- SET TASK -
Below are records; count the lines in them that hold "structured" and give only the count.

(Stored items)

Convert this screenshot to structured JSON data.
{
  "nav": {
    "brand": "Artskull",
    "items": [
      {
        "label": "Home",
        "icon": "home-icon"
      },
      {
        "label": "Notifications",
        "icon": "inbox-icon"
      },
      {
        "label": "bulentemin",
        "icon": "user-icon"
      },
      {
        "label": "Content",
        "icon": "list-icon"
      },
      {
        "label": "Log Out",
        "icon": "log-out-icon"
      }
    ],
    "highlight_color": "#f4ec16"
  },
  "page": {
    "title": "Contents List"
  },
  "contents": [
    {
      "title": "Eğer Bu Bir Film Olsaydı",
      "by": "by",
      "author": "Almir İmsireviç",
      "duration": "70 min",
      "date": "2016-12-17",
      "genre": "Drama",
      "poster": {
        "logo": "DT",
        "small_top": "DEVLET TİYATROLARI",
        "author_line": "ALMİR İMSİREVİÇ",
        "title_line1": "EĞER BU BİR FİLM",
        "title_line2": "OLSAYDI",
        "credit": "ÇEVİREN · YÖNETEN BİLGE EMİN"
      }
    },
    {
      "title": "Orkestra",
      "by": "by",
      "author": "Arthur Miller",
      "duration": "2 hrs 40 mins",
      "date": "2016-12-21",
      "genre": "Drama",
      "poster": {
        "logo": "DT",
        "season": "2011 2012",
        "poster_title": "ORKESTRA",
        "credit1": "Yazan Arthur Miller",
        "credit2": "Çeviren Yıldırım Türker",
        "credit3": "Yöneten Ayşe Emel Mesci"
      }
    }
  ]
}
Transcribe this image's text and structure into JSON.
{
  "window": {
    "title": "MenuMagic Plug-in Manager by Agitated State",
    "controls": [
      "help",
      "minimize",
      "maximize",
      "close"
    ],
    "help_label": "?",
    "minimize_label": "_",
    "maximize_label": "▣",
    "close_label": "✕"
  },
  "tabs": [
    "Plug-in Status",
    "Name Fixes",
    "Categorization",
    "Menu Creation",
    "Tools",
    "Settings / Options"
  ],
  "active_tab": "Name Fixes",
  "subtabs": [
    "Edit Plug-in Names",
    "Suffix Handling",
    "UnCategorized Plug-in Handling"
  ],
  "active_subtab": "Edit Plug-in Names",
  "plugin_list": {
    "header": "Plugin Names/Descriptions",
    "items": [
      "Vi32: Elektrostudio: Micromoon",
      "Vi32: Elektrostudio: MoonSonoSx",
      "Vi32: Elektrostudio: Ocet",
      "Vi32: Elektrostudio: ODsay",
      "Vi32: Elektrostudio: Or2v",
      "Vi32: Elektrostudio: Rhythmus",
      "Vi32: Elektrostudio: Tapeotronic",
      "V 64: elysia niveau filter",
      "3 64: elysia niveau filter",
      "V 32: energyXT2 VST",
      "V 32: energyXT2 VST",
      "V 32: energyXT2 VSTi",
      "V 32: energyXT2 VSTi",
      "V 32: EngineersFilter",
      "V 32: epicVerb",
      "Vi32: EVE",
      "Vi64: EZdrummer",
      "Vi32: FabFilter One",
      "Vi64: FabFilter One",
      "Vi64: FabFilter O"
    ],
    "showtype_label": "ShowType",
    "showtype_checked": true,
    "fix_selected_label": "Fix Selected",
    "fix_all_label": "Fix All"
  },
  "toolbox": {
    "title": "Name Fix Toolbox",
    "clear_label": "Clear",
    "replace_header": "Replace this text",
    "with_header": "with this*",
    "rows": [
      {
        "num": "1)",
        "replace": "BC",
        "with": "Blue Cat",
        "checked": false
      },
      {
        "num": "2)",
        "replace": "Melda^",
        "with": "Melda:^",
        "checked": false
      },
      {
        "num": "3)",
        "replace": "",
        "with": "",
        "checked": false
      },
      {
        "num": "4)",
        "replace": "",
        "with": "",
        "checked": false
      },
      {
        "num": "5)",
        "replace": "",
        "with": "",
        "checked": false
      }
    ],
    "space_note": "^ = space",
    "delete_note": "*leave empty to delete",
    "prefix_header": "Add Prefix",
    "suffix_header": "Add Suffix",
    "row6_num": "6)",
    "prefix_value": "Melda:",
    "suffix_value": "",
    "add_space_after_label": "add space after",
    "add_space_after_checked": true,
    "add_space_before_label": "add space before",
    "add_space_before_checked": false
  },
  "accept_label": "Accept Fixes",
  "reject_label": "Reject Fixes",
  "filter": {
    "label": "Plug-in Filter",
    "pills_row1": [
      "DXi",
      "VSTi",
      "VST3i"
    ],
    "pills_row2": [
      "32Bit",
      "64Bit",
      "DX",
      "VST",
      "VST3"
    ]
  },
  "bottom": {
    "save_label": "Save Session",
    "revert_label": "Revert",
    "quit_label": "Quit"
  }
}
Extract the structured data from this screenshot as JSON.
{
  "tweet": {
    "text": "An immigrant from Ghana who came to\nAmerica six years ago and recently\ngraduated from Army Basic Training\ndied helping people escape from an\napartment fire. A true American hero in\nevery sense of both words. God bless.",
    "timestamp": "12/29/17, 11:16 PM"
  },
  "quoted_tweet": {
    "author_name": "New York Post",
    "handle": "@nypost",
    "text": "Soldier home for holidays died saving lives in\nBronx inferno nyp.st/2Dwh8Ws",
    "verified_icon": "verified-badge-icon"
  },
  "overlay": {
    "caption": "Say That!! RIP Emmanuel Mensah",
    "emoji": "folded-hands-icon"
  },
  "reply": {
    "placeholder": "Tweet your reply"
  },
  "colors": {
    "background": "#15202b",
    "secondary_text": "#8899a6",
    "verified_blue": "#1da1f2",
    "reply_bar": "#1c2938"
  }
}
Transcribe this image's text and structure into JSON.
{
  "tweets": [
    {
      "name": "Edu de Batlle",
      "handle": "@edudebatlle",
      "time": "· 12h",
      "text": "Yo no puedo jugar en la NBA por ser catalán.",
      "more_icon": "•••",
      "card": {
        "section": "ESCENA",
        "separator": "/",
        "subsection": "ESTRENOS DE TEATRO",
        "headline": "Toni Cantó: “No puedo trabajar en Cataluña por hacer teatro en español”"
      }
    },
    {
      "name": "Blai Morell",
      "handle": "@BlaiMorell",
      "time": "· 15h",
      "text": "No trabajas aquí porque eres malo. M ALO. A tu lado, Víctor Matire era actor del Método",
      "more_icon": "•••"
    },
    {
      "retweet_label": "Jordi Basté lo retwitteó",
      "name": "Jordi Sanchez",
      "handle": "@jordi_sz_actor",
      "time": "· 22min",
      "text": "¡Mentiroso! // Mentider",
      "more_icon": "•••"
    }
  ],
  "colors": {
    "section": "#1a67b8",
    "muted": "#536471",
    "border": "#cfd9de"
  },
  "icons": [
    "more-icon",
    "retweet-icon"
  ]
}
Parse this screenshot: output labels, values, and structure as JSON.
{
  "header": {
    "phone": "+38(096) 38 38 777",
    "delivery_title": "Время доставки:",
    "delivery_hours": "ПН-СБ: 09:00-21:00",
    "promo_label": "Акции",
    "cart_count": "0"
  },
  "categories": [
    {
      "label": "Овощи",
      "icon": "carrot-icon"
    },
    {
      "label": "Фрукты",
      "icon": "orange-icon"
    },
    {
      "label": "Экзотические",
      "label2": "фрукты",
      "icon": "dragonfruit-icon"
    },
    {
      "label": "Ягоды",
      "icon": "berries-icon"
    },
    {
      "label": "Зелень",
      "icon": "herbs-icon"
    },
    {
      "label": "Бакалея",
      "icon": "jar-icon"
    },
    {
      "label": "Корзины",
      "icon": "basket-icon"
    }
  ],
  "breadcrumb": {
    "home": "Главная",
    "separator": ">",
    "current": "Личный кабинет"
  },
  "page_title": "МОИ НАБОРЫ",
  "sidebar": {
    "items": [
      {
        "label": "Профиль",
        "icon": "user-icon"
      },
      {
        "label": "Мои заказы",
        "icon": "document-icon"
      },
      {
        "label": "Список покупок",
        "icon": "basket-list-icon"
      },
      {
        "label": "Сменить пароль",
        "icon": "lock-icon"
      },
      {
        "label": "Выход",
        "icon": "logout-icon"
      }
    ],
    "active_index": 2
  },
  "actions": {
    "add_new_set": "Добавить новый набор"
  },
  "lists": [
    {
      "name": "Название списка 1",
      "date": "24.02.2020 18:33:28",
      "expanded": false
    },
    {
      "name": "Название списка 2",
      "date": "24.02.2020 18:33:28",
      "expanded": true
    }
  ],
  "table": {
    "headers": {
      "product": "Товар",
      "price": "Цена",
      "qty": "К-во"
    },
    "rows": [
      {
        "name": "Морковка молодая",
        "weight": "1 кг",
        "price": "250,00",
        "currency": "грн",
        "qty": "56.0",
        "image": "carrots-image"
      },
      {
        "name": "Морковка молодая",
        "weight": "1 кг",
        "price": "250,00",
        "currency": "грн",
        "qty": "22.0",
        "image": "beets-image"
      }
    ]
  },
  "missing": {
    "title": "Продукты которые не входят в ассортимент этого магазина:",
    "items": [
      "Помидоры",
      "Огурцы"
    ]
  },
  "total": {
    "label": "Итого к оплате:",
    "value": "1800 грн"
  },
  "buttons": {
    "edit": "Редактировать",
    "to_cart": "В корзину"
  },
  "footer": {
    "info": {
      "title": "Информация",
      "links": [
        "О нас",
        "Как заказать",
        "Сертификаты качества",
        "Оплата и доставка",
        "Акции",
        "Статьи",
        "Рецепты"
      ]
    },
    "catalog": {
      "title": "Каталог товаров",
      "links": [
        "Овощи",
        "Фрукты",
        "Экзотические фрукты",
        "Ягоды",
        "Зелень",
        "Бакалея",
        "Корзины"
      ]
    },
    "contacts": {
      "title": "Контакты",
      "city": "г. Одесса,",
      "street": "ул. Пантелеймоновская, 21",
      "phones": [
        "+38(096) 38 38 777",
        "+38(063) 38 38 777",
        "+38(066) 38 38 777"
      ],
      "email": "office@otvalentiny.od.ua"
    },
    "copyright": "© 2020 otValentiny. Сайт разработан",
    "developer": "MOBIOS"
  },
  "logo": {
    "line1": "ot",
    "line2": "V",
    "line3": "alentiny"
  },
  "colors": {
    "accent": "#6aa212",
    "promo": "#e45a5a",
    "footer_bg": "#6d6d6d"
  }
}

- SOLUTION TO THIS EXERCISE -
2